* _Given data_:
# # #
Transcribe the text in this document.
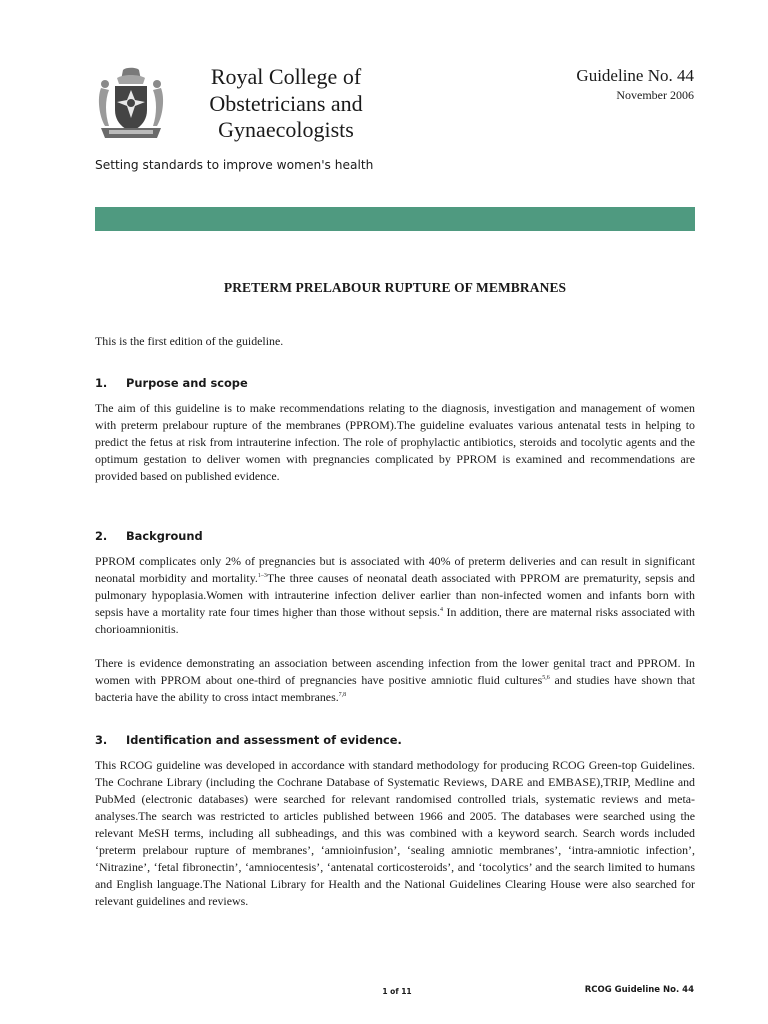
Royal College of
Obstetricians and
Gynaecologists
Setting standards to improve women's health
Guideline No. 44
November 2006
PRETERM PRELABOUR RUPTURE OF MEMBRANES
This is the first edition of the guideline.
1. Purpose and scope
The aim of this guideline is to make recommendations relating to the diagnosis, investigation and management of women with preterm prelabour rupture of the membranes (PPROM).The guideline evaluates various antenatal tests in helping to predict the fetus at risk from intrauterine infection. The role of prophylactic antibiotics, steroids and tocolytic agents and the optimum gestation to deliver women with pregnancies complicated by PPROM is examined and recommendations are provided based on published evidence.
2. Background
PPROM complicates only 2% of pregnancies but is associated with 40% of preterm deliveries and can result in significant neonatal morbidity and mortality.$^{1-3}$The three causes of neonatal death associated with PPROM are prematurity, sepsis and pulmonary hypoplasia.Women with intrauterine infection deliver earlier than non-infected women and infants born with sepsis have a mortality rate four times higher than those without sepsis.$^4$ In addition, there are maternal risks associated with chorioamnionitis.
There is evidence demonstrating an association between ascending infection from the lower genital tract and PPROM. In women with PPROM about one-third of pregnancies have positive amniotic fluid cultures$^{5,6}$ and studies have shown that bacteria have the ability to cross intact membranes.$^{7,8}$
3. Identification and assessment of evidence.
This RCOG guideline was developed in accordance with standard methodology for producing RCOG Green-top Guidelines. The Cochrane Library (including the Cochrane Database of Systematic Reviews, DARE and EMBASE),TRIP, Medline and PubMed (electronic databases) were searched for relevant randomised controlled trials, systematic reviews and meta-analyses.The search was restricted to articles published between 1966 and 2005. The databases were searched using the relevant MeSH terms, including all subheadings, and this was combined with a keyword search. Search words included ‘preterm prelabour rupture of membranes’, ‘amnioinfusion’, ‘sealing amniotic membranes’, ‘intra-amniotic infection’, ‘Nitrazine’, ‘fetal fibronectin’, ‘amniocentesis’, ‘antenatal corticosteroids’, and ‘tocolytics’ and the search limited to humans and English language.The National Library for Health and the National Guidelines Clearing House were also searched for relevant guidelines and reviews.
1 of 11	RCOG Guideline No. 44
# # #
* _Exercise_: Report every line in the listing that holds the word "from".

* _Task answer_:
The aim of this guideline is to make recommendations relating to the diagnosis, investigation and management of women with preterm prelabour rupture of the membranes (PPROM).The guideline evaluates various antenatal tests in helping to predict the fetus at risk from intrauterine infection. The role of prophylactic antibiotics, steroids and tocolytic agents and the optimum gestation to deliver women with pregnancies complicated by PPROM is examined and recommendations are provided based on published evidence.
There is evidence demonstrating an association between ascending infection from the lower genital tract and PPROM. In women with PPROM about one-third of pregnancies have positive amniotic fluid cultures$^{5,6}$ and studies have shown that bacteria have the ability to cross intact membranes.$^{7,8}$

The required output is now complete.